Brief:
Restate the data exactly as given and keep the pictures out.
▼▼▼
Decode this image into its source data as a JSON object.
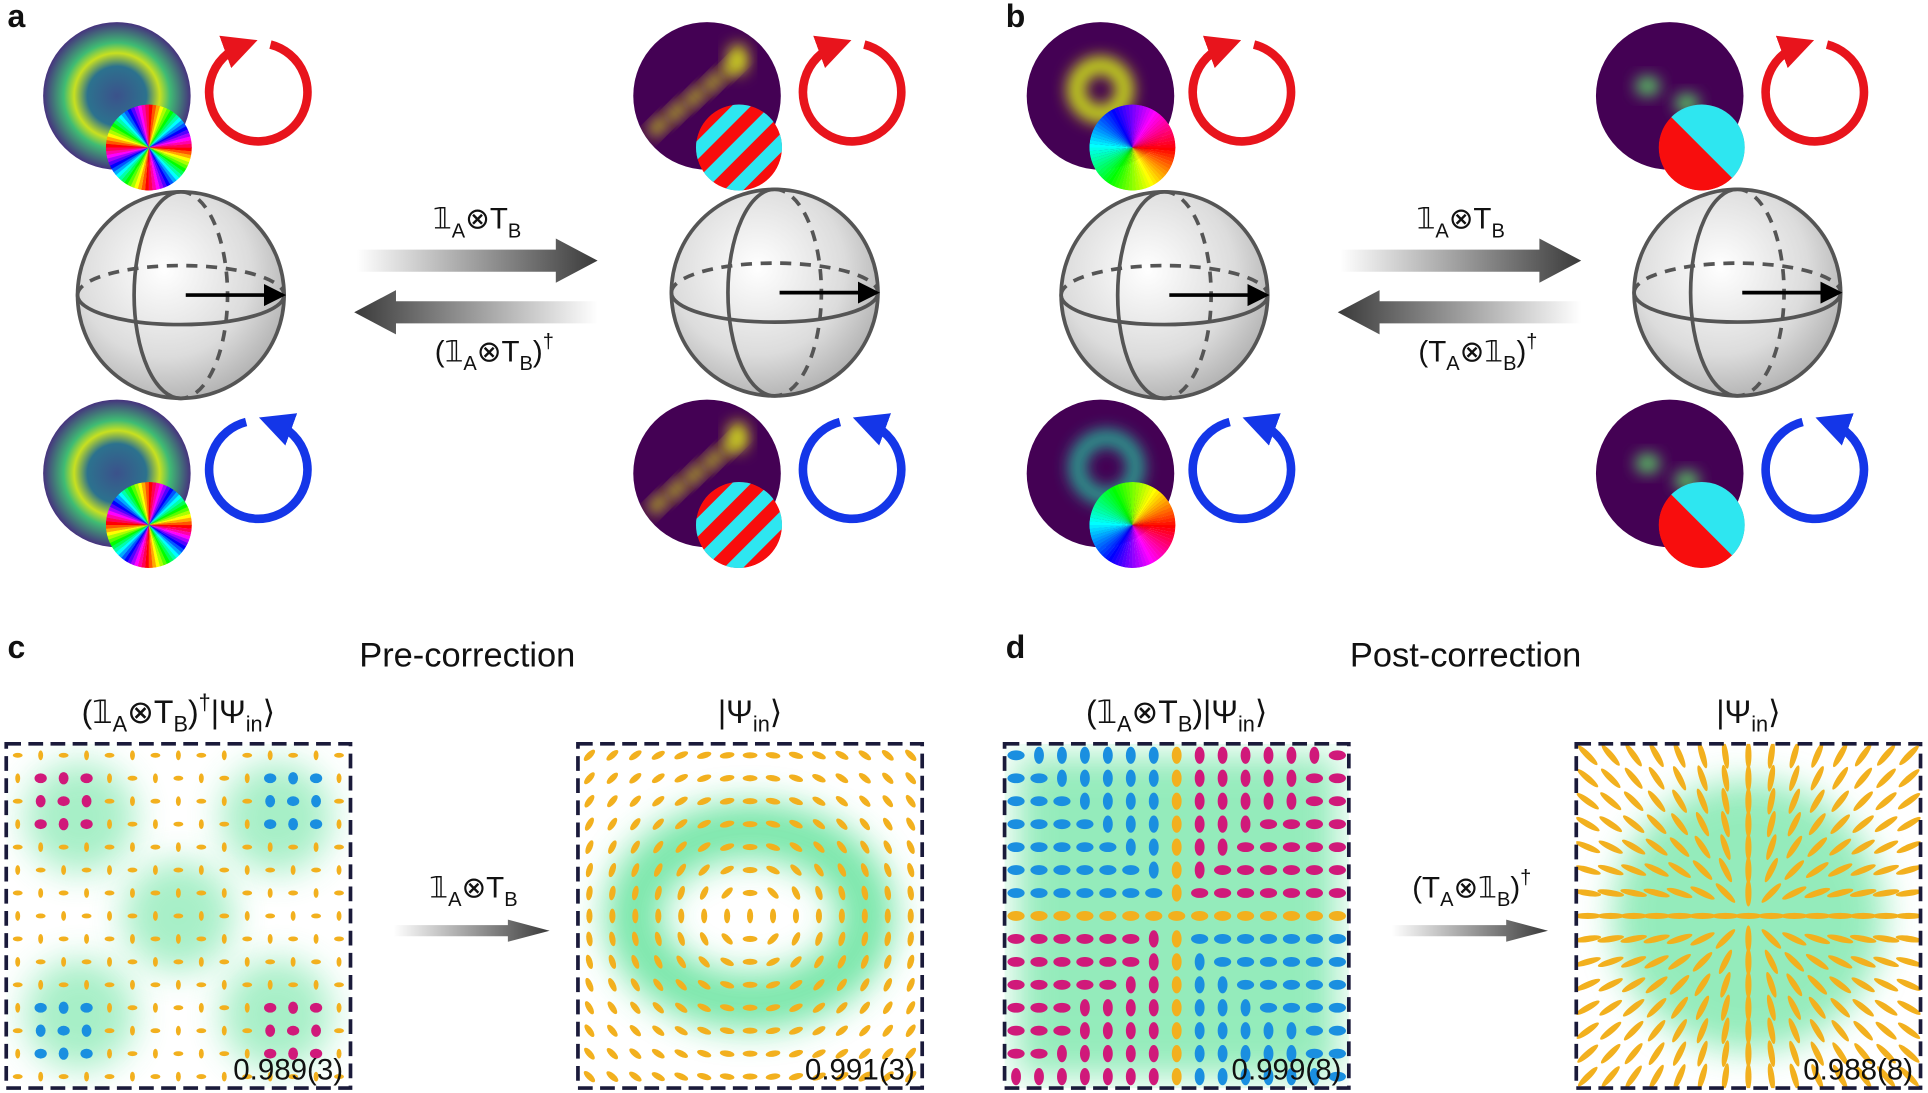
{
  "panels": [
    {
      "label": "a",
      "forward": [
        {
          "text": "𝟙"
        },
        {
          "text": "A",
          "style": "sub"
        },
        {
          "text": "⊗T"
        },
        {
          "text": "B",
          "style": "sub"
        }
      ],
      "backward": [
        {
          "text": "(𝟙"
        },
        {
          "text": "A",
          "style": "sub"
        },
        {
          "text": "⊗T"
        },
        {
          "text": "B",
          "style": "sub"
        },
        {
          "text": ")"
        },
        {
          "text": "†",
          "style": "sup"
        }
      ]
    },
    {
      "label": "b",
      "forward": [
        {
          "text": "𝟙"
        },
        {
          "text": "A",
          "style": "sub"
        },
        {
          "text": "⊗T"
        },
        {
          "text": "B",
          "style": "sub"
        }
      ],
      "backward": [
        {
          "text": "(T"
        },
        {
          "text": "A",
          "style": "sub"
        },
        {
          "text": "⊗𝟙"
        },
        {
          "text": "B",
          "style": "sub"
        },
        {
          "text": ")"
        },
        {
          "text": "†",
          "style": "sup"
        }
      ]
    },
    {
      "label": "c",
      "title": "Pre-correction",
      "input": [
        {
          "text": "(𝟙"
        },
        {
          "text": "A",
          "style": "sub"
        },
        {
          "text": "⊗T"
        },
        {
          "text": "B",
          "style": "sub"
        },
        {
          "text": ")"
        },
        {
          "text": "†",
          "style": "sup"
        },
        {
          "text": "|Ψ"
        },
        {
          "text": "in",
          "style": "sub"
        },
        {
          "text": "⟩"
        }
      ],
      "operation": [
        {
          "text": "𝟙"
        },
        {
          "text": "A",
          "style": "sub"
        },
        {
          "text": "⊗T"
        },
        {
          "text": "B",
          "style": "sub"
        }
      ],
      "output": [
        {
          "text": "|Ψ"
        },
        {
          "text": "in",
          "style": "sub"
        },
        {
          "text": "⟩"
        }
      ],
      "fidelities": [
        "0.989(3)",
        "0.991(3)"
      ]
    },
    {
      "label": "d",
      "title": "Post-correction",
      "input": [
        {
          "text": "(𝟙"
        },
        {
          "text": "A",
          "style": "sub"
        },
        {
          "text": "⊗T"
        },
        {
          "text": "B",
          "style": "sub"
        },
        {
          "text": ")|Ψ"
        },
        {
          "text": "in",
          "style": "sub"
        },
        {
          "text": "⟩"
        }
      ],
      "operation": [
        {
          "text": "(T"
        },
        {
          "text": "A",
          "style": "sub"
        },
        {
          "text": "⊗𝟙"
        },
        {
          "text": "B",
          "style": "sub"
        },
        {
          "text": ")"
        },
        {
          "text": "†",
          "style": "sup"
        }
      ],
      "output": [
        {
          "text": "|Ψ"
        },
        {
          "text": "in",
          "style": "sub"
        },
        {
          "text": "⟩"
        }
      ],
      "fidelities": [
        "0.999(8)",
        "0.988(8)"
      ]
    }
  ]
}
▲▲▲
Written solution:
Decode this image into its source data as a JSON object.
{
  "panels": [
    {
      "label": "a",
      "forward": [
        {
          "text": "𝟙"
        },
        {
          "text": "A",
          "style": "sub"
        },
        {
          "text": "⊗T"
        },
        {
          "text": "B",
          "style": "sub"
        }
      ],
      "backward": [
        {
          "text": "(𝟙"
        },
        {
          "text": "A",
          "style": "sub"
        },
        {
          "text": "⊗T"
        },
        {
          "text": "B",
          "style": "sub"
        },
        {
          "text": ")"
        },
        {
          "text": "†",
          "style": "sup"
        }
      ]
    },
    {
      "label": "b",
      "forward": [
        {
          "text": "𝟙"
        },
        {
          "text": "A",
          "style": "sub"
        },
        {
          "text": "⊗T"
        },
        {
          "text": "B",
          "style": "sub"
        }
      ],
      "backward": [
        {
          "text": "(T"
        },
        {
          "text": "A",
          "style": "sub"
        },
        {
          "text": "⊗𝟙"
        },
        {
          "text": "B",
          "style": "sub"
        },
        {
          "text": ")"
        },
        {
          "text": "†",
          "style": "sup"
        }
      ]
    },
    {
      "label": "c",
      "title": "Pre-correction",
      "input": [
        {
          "text": "(𝟙"
        },
        {
          "text": "A",
          "style": "sub"
        },
        {
          "text": "⊗T"
        },
        {
          "text": "B",
          "style": "sub"
        },
        {
          "text": ")"
        },
        {
          "text": "†",
          "style": "sup"
        },
        {
          "text": "|Ψ"
        },
        {
          "text": "in",
          "style": "sub"
        },
        {
          "text": "⟩"
        }
      ],
      "operation": [
        {
          "text": "𝟙"
        },
        {
          "text": "A",
          "style": "sub"
        },
        {
          "text": "⊗T"
        },
        {
          "text": "B",
          "style": "sub"
        }
      ],
      "output": [
        {
          "text": "|Ψ"
        },
        {
          "text": "in",
          "style": "sub"
        },
        {
          "text": "⟩"
        }
      ],
      "fidelities": [
        "0.989(3)",
        "0.991(3)"
      ]
    },
    {
      "label": "d",
      "title": "Post-correction",
      "input": [
        {
          "text": "(𝟙"
        },
        {
          "text": "A",
          "style": "sub"
        },
        {
          "text": "⊗T"
        },
        {
          "text": "B",
          "style": "sub"
        },
        {
          "text": ")|Ψ"
        },
        {
          "text": "in",
          "style": "sub"
        },
        {
          "text": "⟩"
        }
      ],
      "operation": [
        {
          "text": "(T"
        },
        {
          "text": "A",
          "style": "sub"
        },
        {
          "text": "⊗𝟙"
        },
        {
          "text": "B",
          "style": "sub"
        },
        {
          "text": ")"
        },
        {
          "text": "†",
          "style": "sup"
        }
      ],
      "output": [
        {
          "text": "|Ψ"
        },
        {
          "text": "in",
          "style": "sub"
        },
        {
          "text": "⟩"
        }
      ],
      "fidelities": [
        "0.999(8)",
        "0.988(8)"
      ]
    }
  ]
}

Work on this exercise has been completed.